(EXTRACTED RECORDS):
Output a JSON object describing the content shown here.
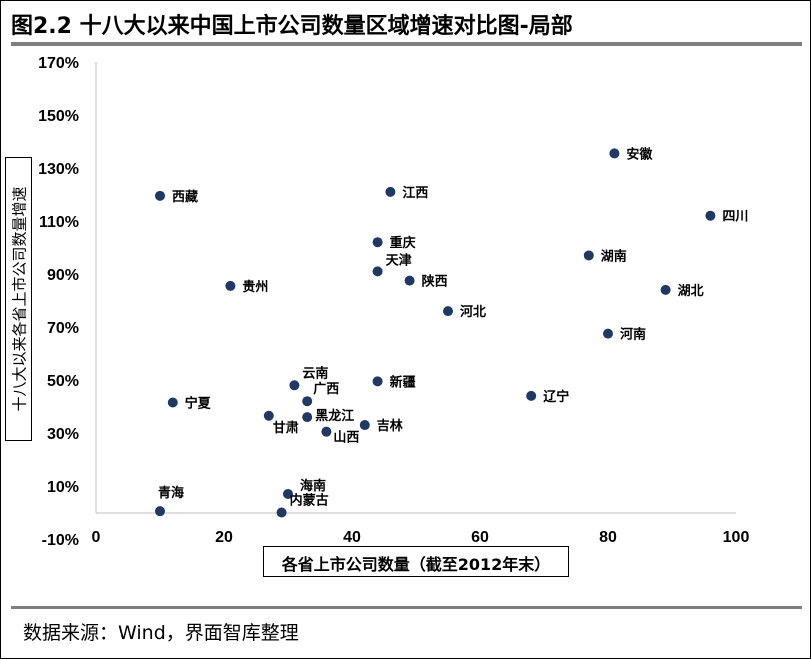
{
  "header": {
    "title": "图2.2 十八大以来中国上市公司数量区域增速对比图-局部"
  },
  "footer": {
    "source": "数据来源：Wind，界面智库整理"
  },
  "chart_data": {
    "type": "scatter",
    "title": "图2.2 十八大以来中国上市公司数量区域增速对比图-局部",
    "xlabel": "各省上市公司数量（截至2012年末）",
    "ylabel": "十八大以来各省上市公司数量增速",
    "xlim": [
      0,
      100
    ],
    "ylim": [
      -10,
      170
    ],
    "x_ticks": [
      0,
      20,
      40,
      60,
      80,
      100
    ],
    "x_tick_labels": [
      "0",
      "20",
      "40",
      "60",
      "80",
      "100"
    ],
    "y_ticks": [
      -10,
      10,
      30,
      50,
      70,
      90,
      110,
      130,
      150,
      170
    ],
    "y_tick_labels": [
      "-10%",
      "10%",
      "30%",
      "50%",
      "70%",
      "90%",
      "110%",
      "130%",
      "150%",
      "170%"
    ],
    "grid": false,
    "marker_color": "#1f3864",
    "points": [
      {
        "label": "安徽",
        "x": 81,
        "y": 135.5
      },
      {
        "label": "西藏",
        "x": 10,
        "y": 119.5
      },
      {
        "label": "江西",
        "x": 46,
        "y": 121
      },
      {
        "label": "四川",
        "x": 96,
        "y": 112
      },
      {
        "label": "重庆",
        "x": 44,
        "y": 102
      },
      {
        "label": "湖南",
        "x": 77,
        "y": 97
      },
      {
        "label": "天津",
        "x": 44,
        "y": 91
      },
      {
        "label": "陕西",
        "x": 49,
        "y": 87.5
      },
      {
        "label": "贵州",
        "x": 21,
        "y": 85.5
      },
      {
        "label": "湖北",
        "x": 89,
        "y": 84
      },
      {
        "label": "河北",
        "x": 55,
        "y": 76
      },
      {
        "label": "河南",
        "x": 80,
        "y": 67.5
      },
      {
        "label": "云南",
        "x": 31,
        "y": 48
      },
      {
        "label": "新疆",
        "x": 44,
        "y": 49.5
      },
      {
        "label": "辽宁",
        "x": 68,
        "y": 44
      },
      {
        "label": "广西",
        "x": 33,
        "y": 42
      },
      {
        "label": "宁夏",
        "x": 12,
        "y": 41.5
      },
      {
        "label": "黑龙江",
        "x": 33,
        "y": 36
      },
      {
        "label": "甘肃",
        "x": 27,
        "y": 36.5
      },
      {
        "label": "吉林",
        "x": 42,
        "y": 33
      },
      {
        "label": "山西",
        "x": 36,
        "y": 30.5
      },
      {
        "label": "海南",
        "x": 30,
        "y": 7
      },
      {
        "label": "青海",
        "x": 10,
        "y": 0.5
      },
      {
        "label": "内蒙古",
        "x": 29,
        "y": 0
      }
    ]
  }
}
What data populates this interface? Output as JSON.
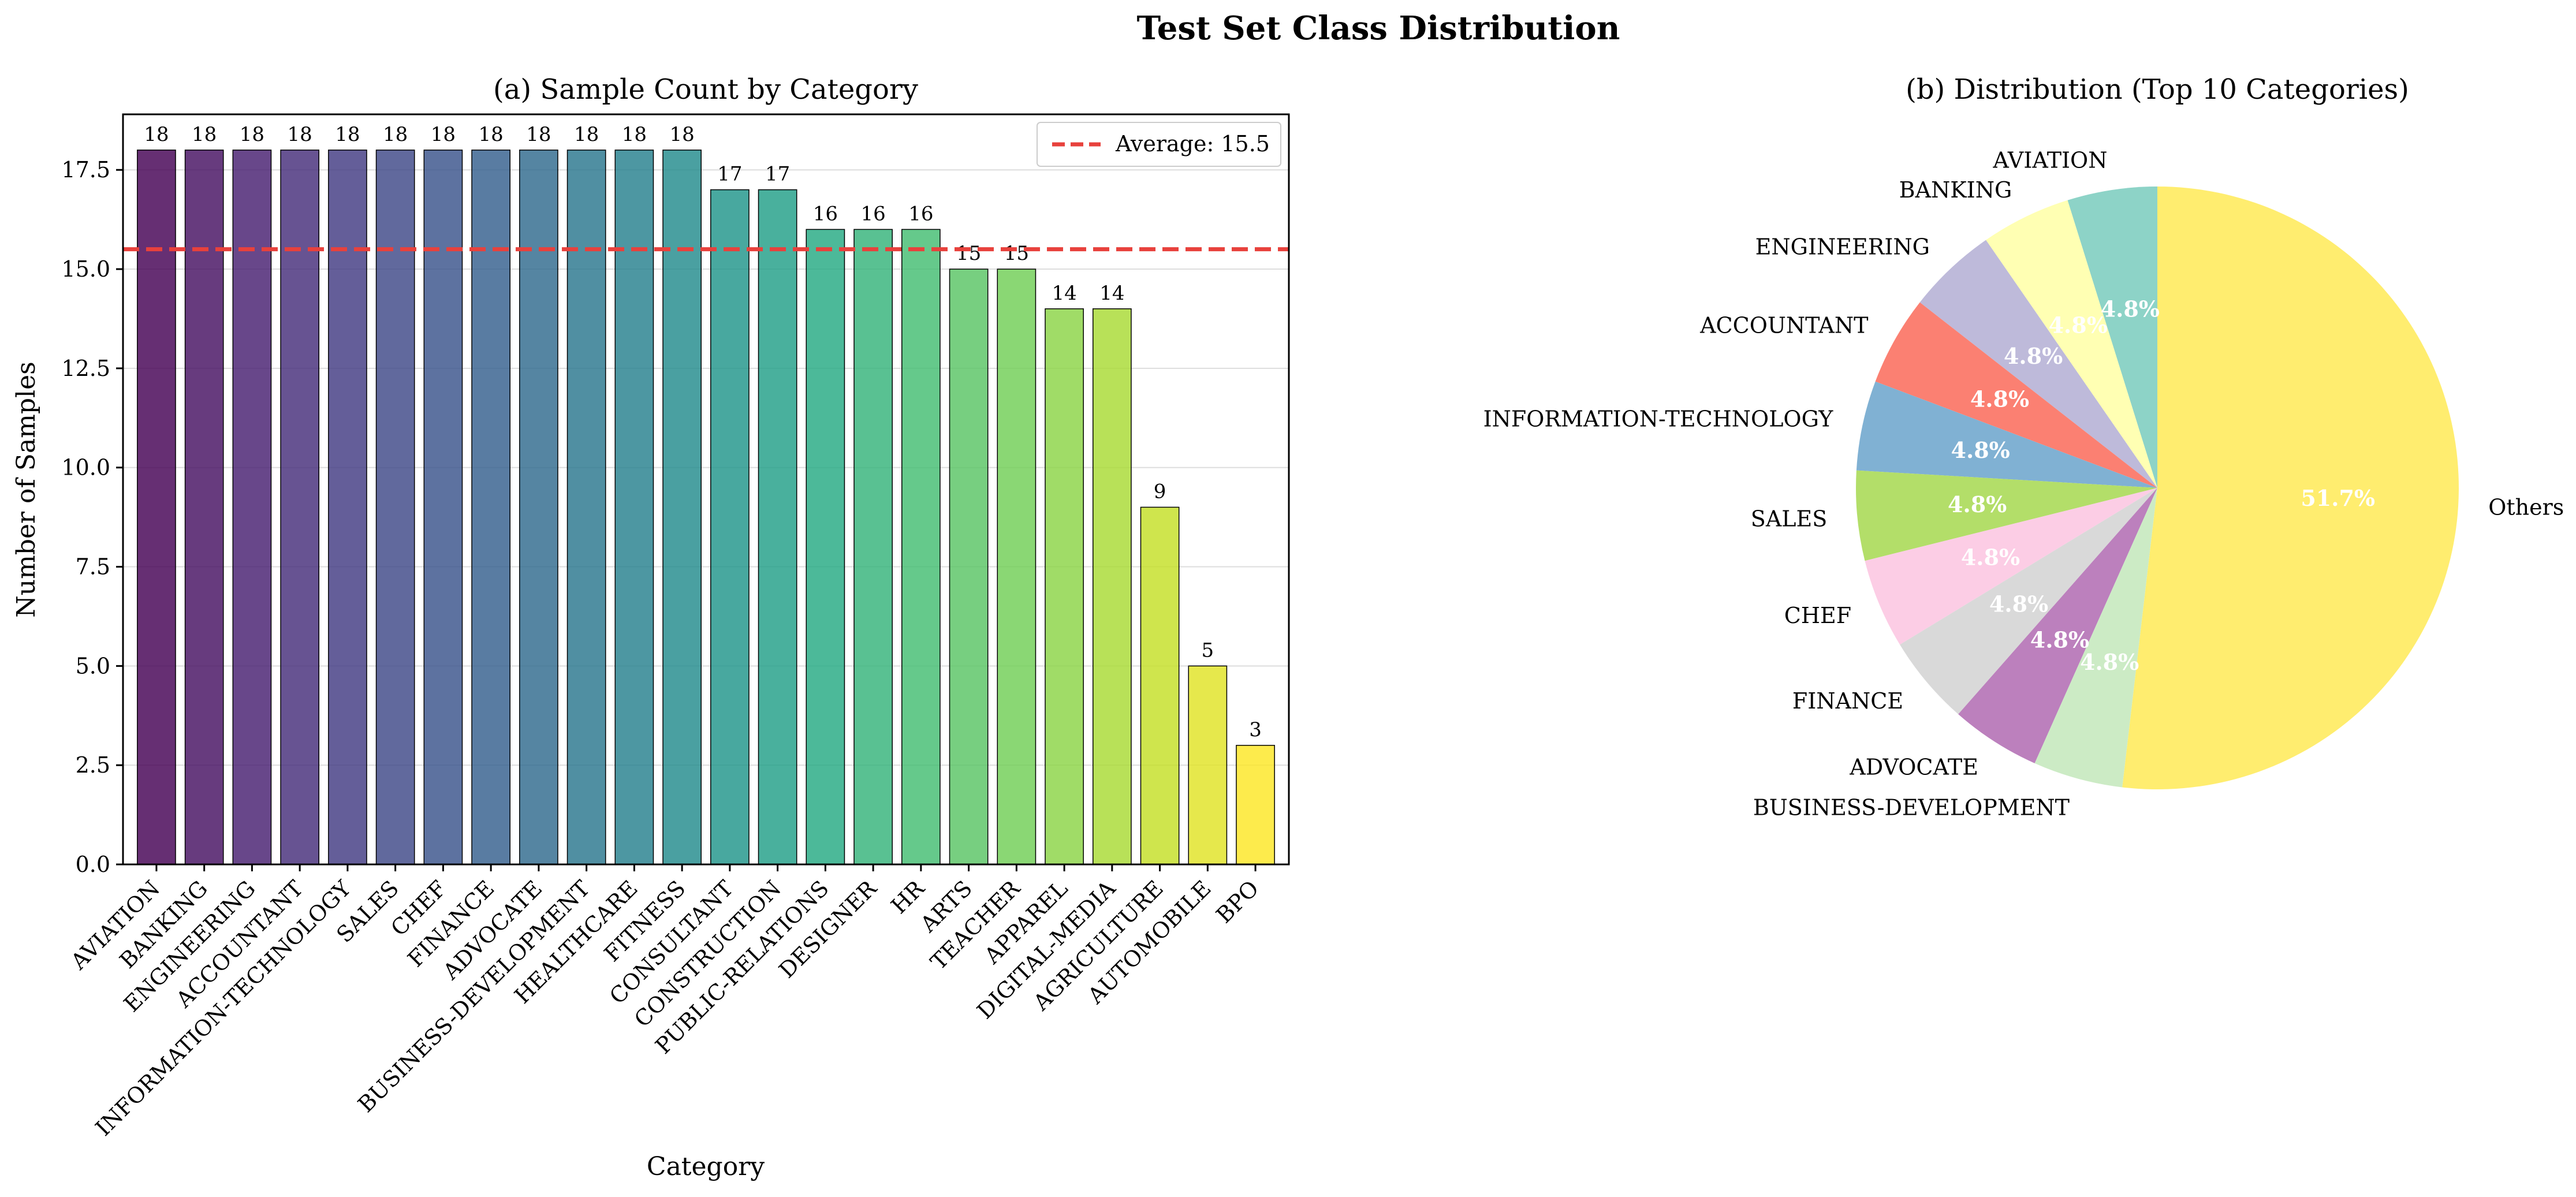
{
  "figure": {
    "suptitle": "Test Set Class Distribution"
  },
  "chart_data": [
    {
      "type": "bar",
      "title": "(a) Sample Count by Category",
      "xlabel": "Category",
      "ylabel": "Number of Samples",
      "ylim": [
        0,
        18.9
      ],
      "yticks": [
        "0.0",
        "2.5",
        "5.0",
        "7.5",
        "10.0",
        "12.5",
        "15.0",
        "17.5"
      ],
      "grid": "y",
      "colormap": "viridis",
      "categories": [
        "AVIATION",
        "BANKING",
        "ENGINEERING",
        "ACCOUNTANT",
        "INFORMATION-TECHNOLOGY",
        "SALES",
        "CHEF",
        "FINANCE",
        "ADVOCATE",
        "BUSINESS-DEVELOPMENT",
        "HEALTHCARE",
        "FITNESS",
        "CONSULTANT",
        "CONSTRUCTION",
        "PUBLIC-RELATIONS",
        "DESIGNER",
        "HR",
        "ARTS",
        "TEACHER",
        "APPAREL",
        "DIGITAL-MEDIA",
        "AGRICULTURE",
        "AUTOMOBILE",
        "BPO"
      ],
      "values": [
        18,
        18,
        18,
        18,
        18,
        18,
        18,
        18,
        18,
        18,
        18,
        18,
        17,
        17,
        16,
        16,
        16,
        15,
        15,
        14,
        14,
        9,
        5,
        3
      ],
      "data_labels": [
        "18",
        "18",
        "18",
        "18",
        "18",
        "18",
        "18",
        "18",
        "18",
        "18",
        "18",
        "18",
        "17",
        "17",
        "16",
        "16",
        "16",
        "15",
        "15",
        "14",
        "14",
        "9",
        "5",
        "3"
      ],
      "reference_line": {
        "value": 15.5,
        "label": "Average: 15.5",
        "color": "#e8413c",
        "style": "dashed"
      },
      "legend": {
        "placement": "top-right"
      }
    },
    {
      "type": "pie",
      "title": "(b) Distribution (Top 10 Categories)",
      "start": "top, counter-clockwise",
      "labels": [
        "AVIATION",
        "BANKING",
        "ENGINEERING",
        "ACCOUNTANT",
        "INFORMATION-TECHNOLOGY",
        "SALES",
        "CHEF",
        "FINANCE",
        "ADVOCATE",
        "BUSINESS-DEVELOPMENT",
        "Others"
      ],
      "values": [
        4.8,
        4.8,
        4.8,
        4.8,
        4.8,
        4.8,
        4.8,
        4.8,
        4.8,
        4.8,
        51.7
      ],
      "pct_labels": [
        "4.8%",
        "4.8%",
        "4.8%",
        "4.8%",
        "4.8%",
        "4.8%",
        "4.8%",
        "4.8%",
        "4.8%",
        "4.8%",
        "51.7%"
      ],
      "colors": [
        "#8dd3c7",
        "#ffffb3",
        "#bebada",
        "#fb8072",
        "#80b1d3",
        "#b3de69",
        "#fccde5",
        "#d9d9d9",
        "#bc80bd",
        "#ccebc5",
        "#ffed6f"
      ]
    }
  ]
}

(TASK): Using the listing, collect all lines in which the string "Distribution" is found.

(EXERCISE OUTPUT):
    "suptitle": "Test Set Class Distribution"
      "title": "(b) Distribution (Top 10 Categories)",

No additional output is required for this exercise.